§ **Directions for this task**
All of the data should be repeated exactly; pictures are not part of the copy.

[begin Records for this exercise]

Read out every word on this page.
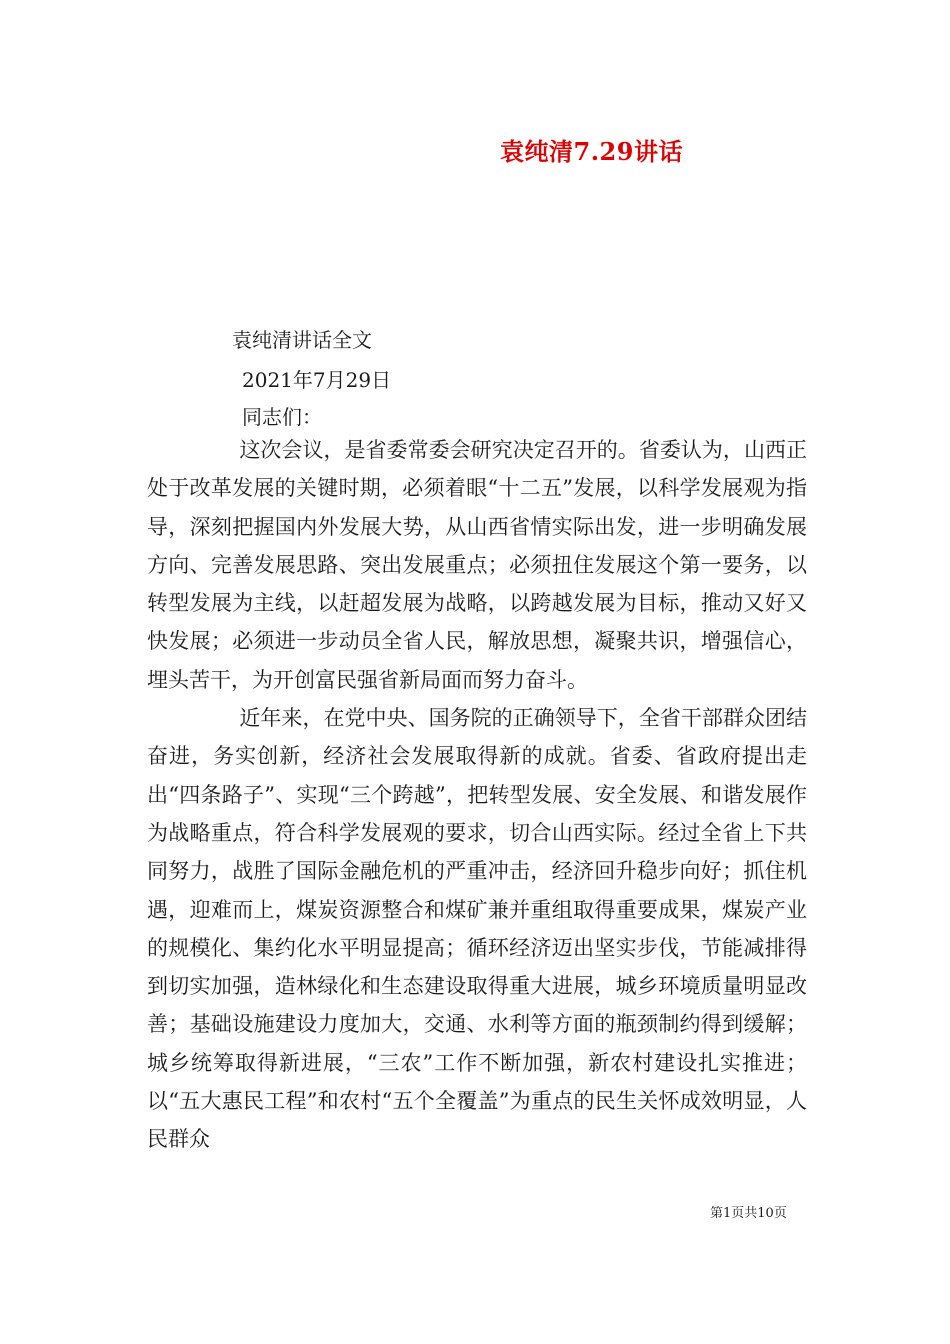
袁纯清7.29讲话
袁纯清讲话全文
2021年7月29日
同志们：

这次会议，是省委常委会研究决定召开的。省委认为，山西正处于改革发展的关键时期，必须着眼“十二五”发展，以科学发展观为指导，深刻把握国内外发展大势，从山西省情实际出发，进一步明确发展方向、完善发展思路、突出发展重点；必须扭住发展这个第一要务，以转型发展为主线，以赶超发展为战略，以跨越发展为目标，推动又好又快发展；必须进一步动员全省人民，解放思想，凝聚共识，增强信心，埋头苦干，为开创富民强省新局面而努力奋斗。

近年来，在党中央、国务院的正确领导下，全省干部群众团结奋进，务实创新，经济社会发展取得新的成就。省委、省政府提出走出“四条路子”、实现“三个跨越”，把转型发展、安全发展、和谐发展作为战略重点，符合科学发展观的要求，切合山西实际。经过全省上下共同努力，战胜了国际金融危机的严重冲击，经济回升稳步向好；抓住机遇，迎难而上，煤炭资源整合和煤矿兼并重组取得重要成果，煤炭产业的规模化、集约化水平明显提高；循环经济迈出坚实步伐，节能减排得到切实加强，造林绿化和生态建设取得重大进展，城乡环境质量明显改善；基础设施建设力度加大，交通、水利等方面的瓶颈制约得到缓解；城乡统筹取得新进展，“三农”工作不断加强，新农村建设扎实推进；以“五大惠民工程”和农村“五个全覆盖”为重点的民生关怀成效明显，人民群众

第1页共10页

[end Records for this exercise]

§ **Solved problem**
Read out every word on this page.
袁纯清7.29讲话
袁纯清讲话全文
2021年7月29日
同志们：

这次会议，是省委常委会研究决定召开的。省委认为，山西正处于改革发展的关键时期，必须着眼“十二五”发展，以科学发展观为指导，深刻把握国内外发展大势，从山西省情实际出发，进一步明确发展方向、完善发展思路、突出发展重点；必须扭住发展这个第一要务，以转型发展为主线，以赶超发展为战略，以跨越发展为目标，推动又好又快发展；必须进一步动员全省人民，解放思想，凝聚共识，增强信心，埋头苦干，为开创富民强省新局面而努力奋斗。

近年来，在党中央、国务院的正确领导下，全省干部群众团结奋进，务实创新，经济社会发展取得新的成就。省委、省政府提出走出“四条路子”、实现“三个跨越”，把转型发展、安全发展、和谐发展作为战略重点，符合科学发展观的要求，切合山西实际。经过全省上下共同努力，战胜了国际金融危机的严重冲击，经济回升稳步向好；抓住机遇，迎难而上，煤炭资源整合和煤矿兼并重组取得重要成果，煤炭产业的规模化、集约化水平明显提高；循环经济迈出坚实步伐，节能减排得到切实加强，造林绿化和生态建设取得重大进展，城乡环境质量明显改善；基础设施建设力度加大，交通、水利等方面的瓶颈制约得到缓解；城乡统筹取得新进展，“三农”工作不断加强，新农村建设扎实推进；以“五大惠民工程”和农村“五个全覆盖”为重点的民生关怀成效明显，人民群众

第1页共10页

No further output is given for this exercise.